§ Source extract

Darkfever
- First edition
- Author: Karen Marie Moning
- Cover artist: Franco Accornero
- Language: English
- Series: Fever
- Genre: Urban fantasy Paranormal romance
- Publisher: Delacorte Press
- Publication date: 2006
- Publication place: United States
- Media type: Print (hardcover)
- Pages: 309
- ISBN: 978-0385339155
- Followed by: Bloodfever

= Darkfever =

2006 novel by Karen Marie Moning

Darkfever is the first novel in the Fever series written by #1 New York Times best-selling American author Karen Marie Moning. The book was published in October 2006 by Delacorte Press. The romantic fantasy novel tells the story of the main characters journey into the supernatural world of fairies after she travels across the world to find her sister's murderer. The story is set in Dublin, Ireland and involves Celtic mythology.

§ Information shown

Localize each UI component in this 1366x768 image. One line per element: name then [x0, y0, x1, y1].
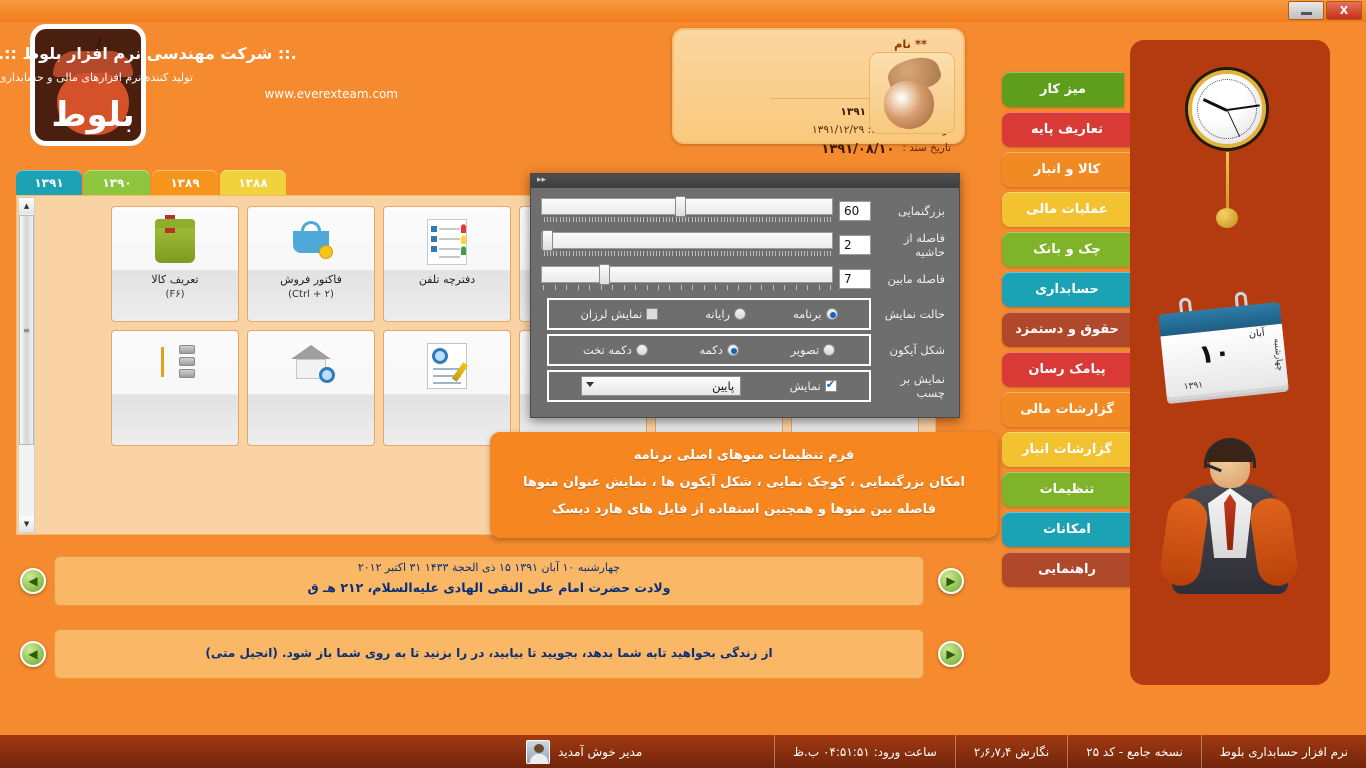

§ Tasks to perform
a: Name every geographic place mentioned in the Darkfever article, leaving out the newspaper title.
b: Write the next part of the Darkfever article, picking up after its final sentence.

§ The replies
a: United States, Dublin, Ireland

b:
==Plot summary==
The novel tells the story of MacKayla Lane or "Mac", the daughter of Jack and Rainey Lane, who works as a bartender in Georgia. After learning about her sister's death Mac travels to Ireland in hopes of finding her sister's murderer when the local police close the case. Soon after arriving in Ireland, Mac is spending the evening in a local pub when she sees an inhumanly beautiful man. As she stares, her vision starts to change and she sees a man in decay with a foul odor, who she terms the Gray Man, preying on a victim. No one else notices the sight except an elderly woman who startles her by hitting her in the head and telling her not to stare because that jeopardizes them all. The old woman continues to call Mac an O'Connor, which she does not understand. Days later Mac visits a local store by the name of Barrons Books and Baubles where she meets a mysterious man by the name of Jerricho Z. Barrons who informs her of a supernatural world of the Fae and the oncoming and unknown-to-humans war between their world and humankind's. He also teaches Mac that she is a sidhe-seer, as was her sister. Mac comes to believe that her sister was killed by a former Fae, who calls himself the Lord Master, who was using her in his search for the Sinsar Dubh (pronounced shee-sa-du), a Dark Hallow authored by the Dark King of the Unseelie, and which is said to hold all the deadliest magic in its pages.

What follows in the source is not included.